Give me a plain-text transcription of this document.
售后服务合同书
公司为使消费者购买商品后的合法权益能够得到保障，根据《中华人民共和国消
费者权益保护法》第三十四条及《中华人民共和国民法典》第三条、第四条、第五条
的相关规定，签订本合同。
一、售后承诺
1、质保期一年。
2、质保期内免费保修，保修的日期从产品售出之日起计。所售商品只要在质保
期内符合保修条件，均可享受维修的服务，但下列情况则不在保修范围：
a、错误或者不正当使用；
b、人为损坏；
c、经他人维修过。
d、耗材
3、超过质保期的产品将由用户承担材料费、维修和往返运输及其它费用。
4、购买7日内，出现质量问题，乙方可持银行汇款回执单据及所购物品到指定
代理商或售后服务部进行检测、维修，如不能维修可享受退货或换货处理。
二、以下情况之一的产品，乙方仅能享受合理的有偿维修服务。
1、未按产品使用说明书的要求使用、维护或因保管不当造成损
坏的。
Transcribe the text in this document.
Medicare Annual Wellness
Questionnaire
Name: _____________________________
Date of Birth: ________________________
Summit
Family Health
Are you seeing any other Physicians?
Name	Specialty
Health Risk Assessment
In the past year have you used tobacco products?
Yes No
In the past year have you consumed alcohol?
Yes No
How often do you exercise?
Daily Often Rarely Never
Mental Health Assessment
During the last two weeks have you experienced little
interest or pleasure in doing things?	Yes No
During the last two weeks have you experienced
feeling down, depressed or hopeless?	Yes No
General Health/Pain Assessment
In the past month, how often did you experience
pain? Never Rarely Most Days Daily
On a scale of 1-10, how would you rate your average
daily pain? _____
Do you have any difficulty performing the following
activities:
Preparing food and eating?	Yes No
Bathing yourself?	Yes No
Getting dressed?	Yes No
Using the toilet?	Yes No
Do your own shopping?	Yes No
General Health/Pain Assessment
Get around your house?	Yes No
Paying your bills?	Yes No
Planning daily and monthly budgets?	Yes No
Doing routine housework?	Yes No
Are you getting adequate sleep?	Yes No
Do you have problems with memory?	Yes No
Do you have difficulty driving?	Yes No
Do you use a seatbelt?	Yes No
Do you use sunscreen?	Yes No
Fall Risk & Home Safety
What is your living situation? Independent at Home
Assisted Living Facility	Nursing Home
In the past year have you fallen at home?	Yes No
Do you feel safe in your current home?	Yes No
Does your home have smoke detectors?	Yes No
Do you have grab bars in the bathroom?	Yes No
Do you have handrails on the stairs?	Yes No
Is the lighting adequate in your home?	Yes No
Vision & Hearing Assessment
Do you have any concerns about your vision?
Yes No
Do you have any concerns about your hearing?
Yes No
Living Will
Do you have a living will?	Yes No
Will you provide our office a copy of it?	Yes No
- - - - - - -
> **Task directions**
Transcribe the material above word for word.

> **Written solution**
Give me a plain-text transcription of this document.
售后服务合同书
公司为使消费者购买商品后的合法权益能够得到保障，根据《中华人民共和国消
费者权益保护法》第三十四条及《中华人民共和国民法典》第三条、第四条、第五条
的相关规定，签订本合同。
一、售后承诺
1、质保期一年。
2、质保期内免费保修，保修的日期从产品售出之日起计。所售商品只要在质保
期内符合保修条件，均可享受维修的服务，但下列情况则不在保修范围：
a、错误或者不正当使用；
b、人为损坏；
c、经他人维修过。
d、耗材
3、超过质保期的产品将由用户承担材料费、维修和往返运输及其它费用。
4、购买7日内，出现质量问题，乙方可持银行汇款回执单据及所购物品到指定
代理商或售后服务部进行检测、维修，如不能维修可享受退货或换货处理。
二、以下情况之一的产品，乙方仅能享受合理的有偿维修服务。
1、未按产品使用说明书的要求使用、维护或因保管不当造成损
坏的。
Transcribe the text in this document.
Medicare Annual Wellness
Questionnaire
Name: _____________________________
Date of Birth: ________________________
Summit
Family Health
Are you seeing any other Physicians?
Name	Specialty
Health Risk Assessment
In the past year have you used tobacco products?
Yes No
In the past year have you consumed alcohol?
Yes No
How often do you exercise?
Daily Often Rarely Never
Mental Health Assessment
During the last two weeks have you experienced little
interest or pleasure in doing things?	Yes No
During the last two weeks have you experienced
feeling down, depressed or hopeless?	Yes No
General Health/Pain Assessment
In the past month, how often did you experience
pain? Never Rarely Most Days Daily
On a scale of 1-10, how would you rate your average
daily pain? _____
Do you have any difficulty performing the following
activities:
Preparing food and eating?	Yes No
Bathing yourself?	Yes No
Getting dressed?	Yes No
Using the toilet?	Yes No
Do your own shopping?	Yes No
General Health/Pain Assessment
Get around your house?	Yes No
Paying your bills?	Yes No
Planning daily and monthly budgets?	Yes No
Doing routine housework?	Yes No
Are you getting adequate sleep?	Yes No
Do you have problems with memory?	Yes No
Do you have difficulty driving?	Yes No
Do you use a seatbelt?	Yes No
Do you use sunscreen?	Yes No
Fall Risk & Home Safety
What is your living situation? Independent at Home
Assisted Living Facility	Nursing Home
In the past year have you fallen at home?	Yes No
Do you feel safe in your current home?	Yes No
Does your home have smoke detectors?	Yes No
Do you have grab bars in the bathroom?	Yes No
Do you have handrails on the stairs?	Yes No
Is the lighting adequate in your home?	Yes No
Vision & Hearing Assessment
Do you have any concerns about your vision?
Yes No
Do you have any concerns about your hearing?
Yes No
Living Will
Do you have a living will?	Yes No
Will you provide our office a copy of it?	Yes No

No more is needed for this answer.